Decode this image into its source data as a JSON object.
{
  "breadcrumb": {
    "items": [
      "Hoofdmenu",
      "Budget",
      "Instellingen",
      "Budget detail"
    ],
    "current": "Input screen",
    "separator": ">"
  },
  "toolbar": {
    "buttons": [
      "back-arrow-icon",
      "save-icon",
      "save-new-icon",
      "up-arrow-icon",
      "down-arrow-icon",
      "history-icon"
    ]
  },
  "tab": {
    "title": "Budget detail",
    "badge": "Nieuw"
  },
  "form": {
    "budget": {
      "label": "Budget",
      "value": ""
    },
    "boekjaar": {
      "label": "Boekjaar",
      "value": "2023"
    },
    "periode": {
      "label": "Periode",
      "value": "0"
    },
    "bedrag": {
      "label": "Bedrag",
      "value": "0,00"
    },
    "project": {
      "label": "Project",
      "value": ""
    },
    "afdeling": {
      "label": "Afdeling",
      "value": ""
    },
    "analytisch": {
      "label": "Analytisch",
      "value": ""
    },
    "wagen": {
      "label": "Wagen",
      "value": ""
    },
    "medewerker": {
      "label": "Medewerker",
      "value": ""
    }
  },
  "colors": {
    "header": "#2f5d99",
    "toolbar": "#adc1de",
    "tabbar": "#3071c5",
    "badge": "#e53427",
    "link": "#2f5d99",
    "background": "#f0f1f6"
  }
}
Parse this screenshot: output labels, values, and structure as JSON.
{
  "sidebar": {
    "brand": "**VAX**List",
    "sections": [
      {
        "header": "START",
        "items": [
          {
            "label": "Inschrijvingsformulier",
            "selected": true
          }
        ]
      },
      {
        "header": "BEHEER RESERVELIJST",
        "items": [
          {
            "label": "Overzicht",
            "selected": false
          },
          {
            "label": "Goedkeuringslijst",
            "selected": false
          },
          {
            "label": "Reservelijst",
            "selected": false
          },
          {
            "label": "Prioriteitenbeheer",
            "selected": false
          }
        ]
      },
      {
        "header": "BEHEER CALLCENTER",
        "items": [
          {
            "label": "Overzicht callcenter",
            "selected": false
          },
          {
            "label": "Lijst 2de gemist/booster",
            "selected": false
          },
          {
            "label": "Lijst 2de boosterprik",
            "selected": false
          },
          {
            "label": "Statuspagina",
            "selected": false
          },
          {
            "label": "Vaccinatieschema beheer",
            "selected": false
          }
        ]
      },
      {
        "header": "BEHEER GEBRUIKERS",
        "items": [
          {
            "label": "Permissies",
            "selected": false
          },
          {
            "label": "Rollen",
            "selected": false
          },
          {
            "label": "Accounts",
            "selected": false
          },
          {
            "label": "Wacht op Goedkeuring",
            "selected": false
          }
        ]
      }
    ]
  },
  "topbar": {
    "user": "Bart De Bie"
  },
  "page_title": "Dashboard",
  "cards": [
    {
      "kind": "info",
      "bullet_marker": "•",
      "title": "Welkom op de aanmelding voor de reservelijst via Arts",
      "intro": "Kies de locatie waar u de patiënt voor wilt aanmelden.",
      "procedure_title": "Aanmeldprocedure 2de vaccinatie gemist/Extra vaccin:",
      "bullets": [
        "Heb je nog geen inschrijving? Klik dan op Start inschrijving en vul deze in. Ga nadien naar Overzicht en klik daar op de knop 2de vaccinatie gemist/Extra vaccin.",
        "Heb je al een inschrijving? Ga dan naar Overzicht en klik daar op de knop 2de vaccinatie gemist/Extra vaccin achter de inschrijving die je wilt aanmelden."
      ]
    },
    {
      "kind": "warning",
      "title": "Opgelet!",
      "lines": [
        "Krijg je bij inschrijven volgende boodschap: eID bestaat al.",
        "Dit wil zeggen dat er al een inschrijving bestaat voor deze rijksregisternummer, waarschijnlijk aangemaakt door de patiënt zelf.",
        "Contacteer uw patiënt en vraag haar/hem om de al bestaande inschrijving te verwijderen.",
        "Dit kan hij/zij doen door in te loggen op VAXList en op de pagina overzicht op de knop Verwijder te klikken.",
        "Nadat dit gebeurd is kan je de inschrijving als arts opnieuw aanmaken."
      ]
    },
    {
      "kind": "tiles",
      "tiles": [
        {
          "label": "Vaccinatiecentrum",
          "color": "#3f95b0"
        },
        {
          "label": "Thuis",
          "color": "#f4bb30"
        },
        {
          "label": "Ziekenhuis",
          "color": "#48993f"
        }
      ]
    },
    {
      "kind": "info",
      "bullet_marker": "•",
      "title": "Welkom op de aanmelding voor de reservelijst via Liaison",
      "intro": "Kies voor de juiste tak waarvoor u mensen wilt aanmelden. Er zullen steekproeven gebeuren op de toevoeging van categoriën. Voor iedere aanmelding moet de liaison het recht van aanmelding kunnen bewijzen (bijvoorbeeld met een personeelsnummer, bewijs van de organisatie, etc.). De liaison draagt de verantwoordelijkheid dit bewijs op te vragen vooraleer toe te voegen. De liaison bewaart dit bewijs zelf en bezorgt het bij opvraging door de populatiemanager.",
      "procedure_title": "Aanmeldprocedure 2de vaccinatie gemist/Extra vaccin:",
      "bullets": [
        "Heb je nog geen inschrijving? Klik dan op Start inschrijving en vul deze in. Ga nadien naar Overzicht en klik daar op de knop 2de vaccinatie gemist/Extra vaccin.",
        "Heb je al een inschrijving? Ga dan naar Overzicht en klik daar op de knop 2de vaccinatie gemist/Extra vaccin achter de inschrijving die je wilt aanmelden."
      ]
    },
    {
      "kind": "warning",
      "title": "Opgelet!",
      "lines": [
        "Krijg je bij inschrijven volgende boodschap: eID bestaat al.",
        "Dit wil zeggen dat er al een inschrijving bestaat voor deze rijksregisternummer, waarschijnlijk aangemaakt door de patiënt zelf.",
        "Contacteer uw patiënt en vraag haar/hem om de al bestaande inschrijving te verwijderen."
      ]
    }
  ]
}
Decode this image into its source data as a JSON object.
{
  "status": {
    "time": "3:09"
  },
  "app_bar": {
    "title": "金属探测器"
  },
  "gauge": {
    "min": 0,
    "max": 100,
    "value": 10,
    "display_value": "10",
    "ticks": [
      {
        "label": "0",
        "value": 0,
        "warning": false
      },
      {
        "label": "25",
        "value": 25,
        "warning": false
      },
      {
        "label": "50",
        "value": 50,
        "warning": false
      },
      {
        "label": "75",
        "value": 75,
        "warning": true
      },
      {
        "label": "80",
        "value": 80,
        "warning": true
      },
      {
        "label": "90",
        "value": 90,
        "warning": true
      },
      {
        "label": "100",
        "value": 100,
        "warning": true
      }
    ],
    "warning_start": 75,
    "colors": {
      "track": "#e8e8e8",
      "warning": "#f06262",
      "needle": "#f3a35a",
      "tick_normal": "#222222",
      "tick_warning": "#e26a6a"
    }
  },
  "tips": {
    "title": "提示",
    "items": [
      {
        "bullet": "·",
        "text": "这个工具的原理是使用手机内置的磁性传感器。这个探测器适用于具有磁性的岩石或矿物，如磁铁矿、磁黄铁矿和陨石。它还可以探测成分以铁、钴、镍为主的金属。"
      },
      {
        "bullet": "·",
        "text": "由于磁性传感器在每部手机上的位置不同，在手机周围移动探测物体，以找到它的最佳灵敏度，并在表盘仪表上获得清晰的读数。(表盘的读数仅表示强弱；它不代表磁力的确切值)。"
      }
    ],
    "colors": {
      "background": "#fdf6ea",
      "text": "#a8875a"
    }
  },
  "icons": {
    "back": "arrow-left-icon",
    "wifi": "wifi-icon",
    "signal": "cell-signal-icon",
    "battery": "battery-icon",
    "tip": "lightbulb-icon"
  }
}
*****
= EXERCISE DETAILS =
Count every line in the listing above that holds "Welkom", then report only the count.

= RESULT OF THE EXERCISE =
2